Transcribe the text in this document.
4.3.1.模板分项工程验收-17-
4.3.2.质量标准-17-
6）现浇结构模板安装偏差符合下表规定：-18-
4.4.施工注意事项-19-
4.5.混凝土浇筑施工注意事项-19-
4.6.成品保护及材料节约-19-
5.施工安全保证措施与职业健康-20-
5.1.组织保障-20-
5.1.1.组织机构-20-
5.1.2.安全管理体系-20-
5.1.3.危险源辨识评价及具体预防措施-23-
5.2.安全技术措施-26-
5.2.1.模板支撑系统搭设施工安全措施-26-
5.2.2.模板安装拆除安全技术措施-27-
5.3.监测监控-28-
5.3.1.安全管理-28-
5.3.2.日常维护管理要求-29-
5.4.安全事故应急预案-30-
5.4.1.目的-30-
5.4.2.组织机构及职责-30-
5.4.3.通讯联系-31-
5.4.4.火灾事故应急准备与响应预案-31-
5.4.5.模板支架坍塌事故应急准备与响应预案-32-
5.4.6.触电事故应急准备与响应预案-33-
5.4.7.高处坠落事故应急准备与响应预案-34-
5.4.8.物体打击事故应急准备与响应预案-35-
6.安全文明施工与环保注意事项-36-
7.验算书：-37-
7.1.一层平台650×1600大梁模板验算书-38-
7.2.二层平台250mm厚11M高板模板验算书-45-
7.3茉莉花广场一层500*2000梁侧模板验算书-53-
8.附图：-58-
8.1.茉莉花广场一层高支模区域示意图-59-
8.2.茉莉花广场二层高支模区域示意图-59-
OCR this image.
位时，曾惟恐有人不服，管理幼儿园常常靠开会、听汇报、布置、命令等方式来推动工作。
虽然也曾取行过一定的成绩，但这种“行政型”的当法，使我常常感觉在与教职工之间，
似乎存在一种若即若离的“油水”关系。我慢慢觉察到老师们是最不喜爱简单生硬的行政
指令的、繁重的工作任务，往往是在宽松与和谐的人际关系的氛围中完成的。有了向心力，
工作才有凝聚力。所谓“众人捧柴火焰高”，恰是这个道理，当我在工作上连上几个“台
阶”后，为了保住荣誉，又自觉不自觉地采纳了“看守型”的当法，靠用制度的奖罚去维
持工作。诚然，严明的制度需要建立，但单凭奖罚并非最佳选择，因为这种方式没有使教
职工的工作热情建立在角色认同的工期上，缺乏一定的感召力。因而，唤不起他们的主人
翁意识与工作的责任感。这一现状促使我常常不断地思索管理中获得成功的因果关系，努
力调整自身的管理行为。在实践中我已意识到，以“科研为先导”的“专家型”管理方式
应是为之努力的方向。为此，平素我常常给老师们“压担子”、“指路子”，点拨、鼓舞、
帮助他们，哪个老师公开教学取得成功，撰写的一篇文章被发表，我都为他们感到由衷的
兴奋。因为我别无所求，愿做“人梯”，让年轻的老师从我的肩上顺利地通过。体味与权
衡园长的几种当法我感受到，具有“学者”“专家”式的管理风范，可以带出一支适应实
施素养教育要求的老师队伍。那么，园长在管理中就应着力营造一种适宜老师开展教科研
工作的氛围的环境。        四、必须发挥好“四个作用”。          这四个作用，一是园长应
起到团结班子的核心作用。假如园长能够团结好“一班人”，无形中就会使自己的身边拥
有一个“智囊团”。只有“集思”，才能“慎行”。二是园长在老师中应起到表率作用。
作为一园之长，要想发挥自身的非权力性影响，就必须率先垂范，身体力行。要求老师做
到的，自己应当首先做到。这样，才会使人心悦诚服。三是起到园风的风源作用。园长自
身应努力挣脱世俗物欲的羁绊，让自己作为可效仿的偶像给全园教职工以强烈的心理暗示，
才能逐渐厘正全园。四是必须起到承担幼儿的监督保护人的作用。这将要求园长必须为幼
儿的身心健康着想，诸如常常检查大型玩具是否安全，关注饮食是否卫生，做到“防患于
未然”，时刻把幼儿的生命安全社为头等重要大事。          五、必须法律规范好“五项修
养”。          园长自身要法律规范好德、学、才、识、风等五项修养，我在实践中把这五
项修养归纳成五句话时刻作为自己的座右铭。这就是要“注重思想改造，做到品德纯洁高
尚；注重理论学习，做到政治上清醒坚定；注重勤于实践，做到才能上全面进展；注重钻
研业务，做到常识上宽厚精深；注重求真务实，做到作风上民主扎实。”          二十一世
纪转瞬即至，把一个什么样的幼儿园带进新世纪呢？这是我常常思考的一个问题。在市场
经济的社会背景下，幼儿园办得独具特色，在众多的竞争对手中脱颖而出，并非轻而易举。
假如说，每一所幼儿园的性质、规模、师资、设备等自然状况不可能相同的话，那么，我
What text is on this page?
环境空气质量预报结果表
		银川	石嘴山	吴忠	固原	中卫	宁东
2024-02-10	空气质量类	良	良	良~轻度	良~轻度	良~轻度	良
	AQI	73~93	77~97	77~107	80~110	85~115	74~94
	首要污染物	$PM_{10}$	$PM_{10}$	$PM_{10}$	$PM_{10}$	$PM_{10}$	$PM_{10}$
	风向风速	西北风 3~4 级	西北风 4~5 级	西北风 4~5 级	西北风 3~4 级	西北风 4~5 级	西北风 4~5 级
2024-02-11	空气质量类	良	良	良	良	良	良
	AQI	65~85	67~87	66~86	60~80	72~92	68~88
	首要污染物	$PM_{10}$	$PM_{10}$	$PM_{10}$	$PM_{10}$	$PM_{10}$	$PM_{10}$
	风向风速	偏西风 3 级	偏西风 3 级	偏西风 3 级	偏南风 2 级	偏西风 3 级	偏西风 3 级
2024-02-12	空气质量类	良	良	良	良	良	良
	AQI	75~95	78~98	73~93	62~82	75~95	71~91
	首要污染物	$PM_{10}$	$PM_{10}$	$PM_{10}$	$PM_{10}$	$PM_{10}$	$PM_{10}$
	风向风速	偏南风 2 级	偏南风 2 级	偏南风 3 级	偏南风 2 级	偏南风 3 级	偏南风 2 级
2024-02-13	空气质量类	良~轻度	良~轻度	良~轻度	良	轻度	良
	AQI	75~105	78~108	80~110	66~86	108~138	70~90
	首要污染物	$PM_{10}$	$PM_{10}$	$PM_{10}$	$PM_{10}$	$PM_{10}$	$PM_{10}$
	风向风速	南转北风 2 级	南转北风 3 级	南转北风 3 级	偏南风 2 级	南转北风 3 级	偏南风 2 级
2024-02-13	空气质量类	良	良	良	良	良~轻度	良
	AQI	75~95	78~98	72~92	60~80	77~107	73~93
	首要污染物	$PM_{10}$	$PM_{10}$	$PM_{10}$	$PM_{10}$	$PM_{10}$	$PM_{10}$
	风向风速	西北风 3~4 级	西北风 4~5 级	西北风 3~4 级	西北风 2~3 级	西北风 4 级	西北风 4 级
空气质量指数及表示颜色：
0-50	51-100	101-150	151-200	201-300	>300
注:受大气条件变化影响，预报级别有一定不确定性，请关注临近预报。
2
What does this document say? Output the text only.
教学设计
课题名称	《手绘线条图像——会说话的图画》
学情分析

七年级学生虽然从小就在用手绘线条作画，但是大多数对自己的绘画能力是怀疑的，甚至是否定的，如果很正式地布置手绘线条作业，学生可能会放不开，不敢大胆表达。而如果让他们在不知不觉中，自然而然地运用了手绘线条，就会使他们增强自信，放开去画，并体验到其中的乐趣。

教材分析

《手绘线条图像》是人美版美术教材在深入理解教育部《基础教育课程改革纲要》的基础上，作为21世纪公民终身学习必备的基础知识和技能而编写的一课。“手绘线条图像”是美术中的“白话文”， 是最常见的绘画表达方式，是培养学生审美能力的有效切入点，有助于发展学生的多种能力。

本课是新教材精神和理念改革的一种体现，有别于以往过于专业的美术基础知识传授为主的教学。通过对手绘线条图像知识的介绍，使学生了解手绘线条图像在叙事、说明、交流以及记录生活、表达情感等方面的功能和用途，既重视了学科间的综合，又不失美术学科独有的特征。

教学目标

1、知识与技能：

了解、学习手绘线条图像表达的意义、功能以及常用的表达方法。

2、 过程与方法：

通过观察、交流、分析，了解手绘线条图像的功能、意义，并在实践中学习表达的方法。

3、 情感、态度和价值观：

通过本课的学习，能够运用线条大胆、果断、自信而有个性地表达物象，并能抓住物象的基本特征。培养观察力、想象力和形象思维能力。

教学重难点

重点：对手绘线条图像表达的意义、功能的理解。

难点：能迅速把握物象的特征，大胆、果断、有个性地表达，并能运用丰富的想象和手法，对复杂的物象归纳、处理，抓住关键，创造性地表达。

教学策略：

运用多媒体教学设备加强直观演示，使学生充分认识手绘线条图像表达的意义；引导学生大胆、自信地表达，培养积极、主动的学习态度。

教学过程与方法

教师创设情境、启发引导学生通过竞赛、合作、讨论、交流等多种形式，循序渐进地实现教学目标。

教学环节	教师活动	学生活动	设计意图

◆ ◆ ◆ ◆ ◆ ◆ ◆

Copy, character for character, the lines from the line that holds "What does this" through the final line of the records above.

What does this document say? Output the text only.
教学设计
课题名称	《手绘线条图像——会说话的图画》
学情分析

七年级学生虽然从小就在用手绘线条作画，但是大多数对自己的绘画能力是怀疑的，甚至是否定的，如果很正式地布置手绘线条作业，学生可能会放不开，不敢大胆表达。而如果让他们在不知不觉中，自然而然地运用了手绘线条，就会使他们增强自信，放开去画，并体验到其中的乐趣。

教材分析

《手绘线条图像》是人美版美术教材在深入理解教育部《基础教育课程改革纲要》的基础上，作为21世纪公民终身学习必备的基础知识和技能而编写的一课。“手绘线条图像”是美术中的“白话文”， 是最常见的绘画表达方式，是培养学生审美能力的有效切入点，有助于发展学生的多种能力。

本课是新教材精神和理念改革的一种体现，有别于以往过于专业的美术基础知识传授为主的教学。通过对手绘线条图像知识的介绍，使学生了解手绘线条图像在叙事、说明、交流以及记录生活、表达情感等方面的功能和用途，既重视了学科间的综合，又不失美术学科独有的特征。

教学目标

1、知识与技能：

了解、学习手绘线条图像表达的意义、功能以及常用的表达方法。

2、 过程与方法：

通过观察、交流、分析，了解手绘线条图像的功能、意义，并在实践中学习表达的方法。

3、 情感、态度和价值观：

通过本课的学习，能够运用线条大胆、果断、自信而有个性地表达物象，并能抓住物象的基本特征。培养观察力、想象力和形象思维能力。

教学重难点

重点：对手绘线条图像表达的意义、功能的理解。

难点：能迅速把握物象的特征，大胆、果断、有个性地表达，并能运用丰富的想象和手法，对复杂的物象归纳、处理，抓住关键，创造性地表达。

教学策略：

运用多媒体教学设备加强直观演示，使学生充分认识手绘线条图像表达的意义；引导学生大胆、自信地表达，培养积极、主动的学习态度。

教学过程与方法

教师创设情境、启发引导学生通过竞赛、合作、讨论、交流等多种形式，循序渐进地实现教学目标。

教学环节	教师活动	学生活动	设计意图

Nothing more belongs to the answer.